Problem to solve: All entries below are to be set down again, identical to the source.

Data for processing:
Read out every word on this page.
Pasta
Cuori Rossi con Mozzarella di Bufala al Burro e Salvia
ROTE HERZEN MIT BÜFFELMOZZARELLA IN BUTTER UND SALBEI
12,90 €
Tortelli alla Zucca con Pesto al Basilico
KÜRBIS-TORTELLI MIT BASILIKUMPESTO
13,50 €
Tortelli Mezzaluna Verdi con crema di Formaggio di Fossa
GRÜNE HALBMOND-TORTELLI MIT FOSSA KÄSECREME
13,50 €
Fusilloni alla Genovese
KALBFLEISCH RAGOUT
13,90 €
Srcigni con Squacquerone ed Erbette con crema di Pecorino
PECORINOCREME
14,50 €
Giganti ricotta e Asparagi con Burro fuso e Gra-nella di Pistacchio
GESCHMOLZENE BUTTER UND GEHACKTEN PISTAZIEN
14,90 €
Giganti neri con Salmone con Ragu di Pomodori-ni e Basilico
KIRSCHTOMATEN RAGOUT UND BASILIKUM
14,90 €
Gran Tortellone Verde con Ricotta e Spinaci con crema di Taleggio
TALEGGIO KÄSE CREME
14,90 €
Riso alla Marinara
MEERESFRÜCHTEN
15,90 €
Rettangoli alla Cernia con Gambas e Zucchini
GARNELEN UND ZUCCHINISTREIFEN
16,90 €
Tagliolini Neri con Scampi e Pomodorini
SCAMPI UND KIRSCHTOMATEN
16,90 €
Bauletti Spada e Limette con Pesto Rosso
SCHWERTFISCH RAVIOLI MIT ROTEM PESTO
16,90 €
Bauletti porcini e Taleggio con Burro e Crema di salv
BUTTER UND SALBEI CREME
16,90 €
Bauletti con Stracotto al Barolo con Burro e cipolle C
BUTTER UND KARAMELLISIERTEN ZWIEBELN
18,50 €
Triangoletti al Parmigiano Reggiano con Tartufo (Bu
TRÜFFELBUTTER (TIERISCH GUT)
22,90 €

Written solution:
Read out every word on this page.
Pasta
Cuori Rossi con Mozzarella di Bufala al Burro e Salvia
ROTE HERZEN MIT BÜFFELMOZZARELLA IN BUTTER UND SALBEI
12,90 €
Tortelli alla Zucca con Pesto al Basilico
KÜRBIS-TORTELLI MIT BASILIKUMPESTO
13,50 €
Tortelli Mezzaluna Verdi con crema di Formaggio di Fossa
GRÜNE HALBMOND-TORTELLI MIT FOSSA KÄSECREME
13,50 €
Fusilloni alla Genovese
KALBFLEISCH RAGOUT
13,90 €
Srcigni con Squacquerone ed Erbette con crema di Pecorino
PECORINOCREME
14,50 €
Giganti ricotta e Asparagi con Burro fuso e Gra-nella di Pistacchio
GESCHMOLZENE BUTTER UND GEHACKTEN PISTAZIEN
14,90 €
Giganti neri con Salmone con Ragu di Pomodori-ni e Basilico
KIRSCHTOMATEN RAGOUT UND BASILIKUM
14,90 €
Gran Tortellone Verde con Ricotta e Spinaci con crema di Taleggio
TALEGGIO KÄSE CREME
14,90 €
Riso alla Marinara
MEERESFRÜCHTEN
15,90 €
Rettangoli alla Cernia con Gambas e Zucchini
GARNELEN UND ZUCCHINISTREIFEN
16,90 €
Tagliolini Neri con Scampi e Pomodorini
SCAMPI UND KIRSCHTOMATEN
16,90 €
Bauletti Spada e Limette con Pesto Rosso
SCHWERTFISCH RAVIOLI MIT ROTEM PESTO
16,90 €
Bauletti porcini e Taleggio con Burro e Crema di salv
BUTTER UND SALBEI CREME
16,90 €
Bauletti con Stracotto al Barolo con Burro e cipolle C
BUTTER UND KARAMELLISIERTEN ZWIEBELN
18,50 €
Triangoletti al Parmigiano Reggiano con Tartufo (Bu
TRÜFFELBUTTER (TIERISCH GUT)
22,90 €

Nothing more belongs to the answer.